■ Input rows ■

================================

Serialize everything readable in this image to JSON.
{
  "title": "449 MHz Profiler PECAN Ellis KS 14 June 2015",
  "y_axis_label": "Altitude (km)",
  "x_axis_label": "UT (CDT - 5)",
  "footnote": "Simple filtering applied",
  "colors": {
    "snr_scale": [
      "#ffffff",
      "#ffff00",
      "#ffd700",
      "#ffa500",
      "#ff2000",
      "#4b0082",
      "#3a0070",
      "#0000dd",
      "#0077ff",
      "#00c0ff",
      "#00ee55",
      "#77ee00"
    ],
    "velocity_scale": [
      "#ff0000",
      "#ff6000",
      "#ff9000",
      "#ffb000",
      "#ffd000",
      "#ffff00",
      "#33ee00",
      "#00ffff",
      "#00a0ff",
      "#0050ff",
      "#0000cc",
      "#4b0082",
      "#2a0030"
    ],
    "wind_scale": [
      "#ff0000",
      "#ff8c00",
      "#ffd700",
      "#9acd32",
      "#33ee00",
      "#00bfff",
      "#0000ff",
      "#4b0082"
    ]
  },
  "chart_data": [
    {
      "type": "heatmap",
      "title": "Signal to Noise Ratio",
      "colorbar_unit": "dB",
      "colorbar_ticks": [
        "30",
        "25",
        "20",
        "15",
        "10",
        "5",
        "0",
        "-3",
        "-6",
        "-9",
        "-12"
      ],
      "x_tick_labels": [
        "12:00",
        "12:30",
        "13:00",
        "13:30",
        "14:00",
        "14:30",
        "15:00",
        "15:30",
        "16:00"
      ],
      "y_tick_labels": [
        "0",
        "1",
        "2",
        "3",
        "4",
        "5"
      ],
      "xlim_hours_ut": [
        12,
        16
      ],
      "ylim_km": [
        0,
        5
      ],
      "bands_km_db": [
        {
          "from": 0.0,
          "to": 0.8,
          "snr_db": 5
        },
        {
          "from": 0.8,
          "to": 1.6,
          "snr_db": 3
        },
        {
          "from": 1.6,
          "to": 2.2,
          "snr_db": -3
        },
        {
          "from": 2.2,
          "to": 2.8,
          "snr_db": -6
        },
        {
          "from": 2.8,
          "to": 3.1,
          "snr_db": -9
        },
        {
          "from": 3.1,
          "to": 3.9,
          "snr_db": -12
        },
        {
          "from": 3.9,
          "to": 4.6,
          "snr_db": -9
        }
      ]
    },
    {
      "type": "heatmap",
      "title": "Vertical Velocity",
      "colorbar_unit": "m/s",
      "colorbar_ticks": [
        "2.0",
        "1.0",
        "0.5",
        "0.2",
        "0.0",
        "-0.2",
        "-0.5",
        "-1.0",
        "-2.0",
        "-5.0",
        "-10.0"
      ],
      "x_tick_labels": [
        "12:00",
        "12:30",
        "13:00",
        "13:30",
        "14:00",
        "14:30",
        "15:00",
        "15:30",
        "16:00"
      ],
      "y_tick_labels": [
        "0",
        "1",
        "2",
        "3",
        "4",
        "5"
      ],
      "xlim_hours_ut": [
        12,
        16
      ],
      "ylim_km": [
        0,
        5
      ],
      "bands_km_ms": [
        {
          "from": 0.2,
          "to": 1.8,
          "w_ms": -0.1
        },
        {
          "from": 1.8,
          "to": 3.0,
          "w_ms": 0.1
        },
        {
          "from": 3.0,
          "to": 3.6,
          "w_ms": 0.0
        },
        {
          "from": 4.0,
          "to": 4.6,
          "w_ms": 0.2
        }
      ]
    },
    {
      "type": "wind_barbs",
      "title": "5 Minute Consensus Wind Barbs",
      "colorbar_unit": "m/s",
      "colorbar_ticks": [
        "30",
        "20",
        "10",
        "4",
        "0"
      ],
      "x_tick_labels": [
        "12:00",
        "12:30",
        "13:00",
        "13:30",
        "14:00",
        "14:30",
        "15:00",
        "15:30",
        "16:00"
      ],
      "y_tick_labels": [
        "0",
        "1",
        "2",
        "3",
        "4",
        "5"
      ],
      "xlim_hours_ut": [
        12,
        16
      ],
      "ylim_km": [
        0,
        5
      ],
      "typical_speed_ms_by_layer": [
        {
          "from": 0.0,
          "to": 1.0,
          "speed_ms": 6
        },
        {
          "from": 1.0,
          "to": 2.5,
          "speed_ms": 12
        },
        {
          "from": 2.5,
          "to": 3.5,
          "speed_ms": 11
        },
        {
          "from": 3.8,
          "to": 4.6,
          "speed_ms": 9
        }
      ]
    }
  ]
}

================================

■ Exercise requirements ■
Look through the entries above; copy each line where the string "title" appears.

■ Exercise output ■
  "title": "449 MHz Profiler PECAN Ellis KS 14 June 2015",
      "title": "Signal to Noise Ratio",
      "title": "Vertical Velocity",
      "title": "5 Minute Consensus Wind Barbs",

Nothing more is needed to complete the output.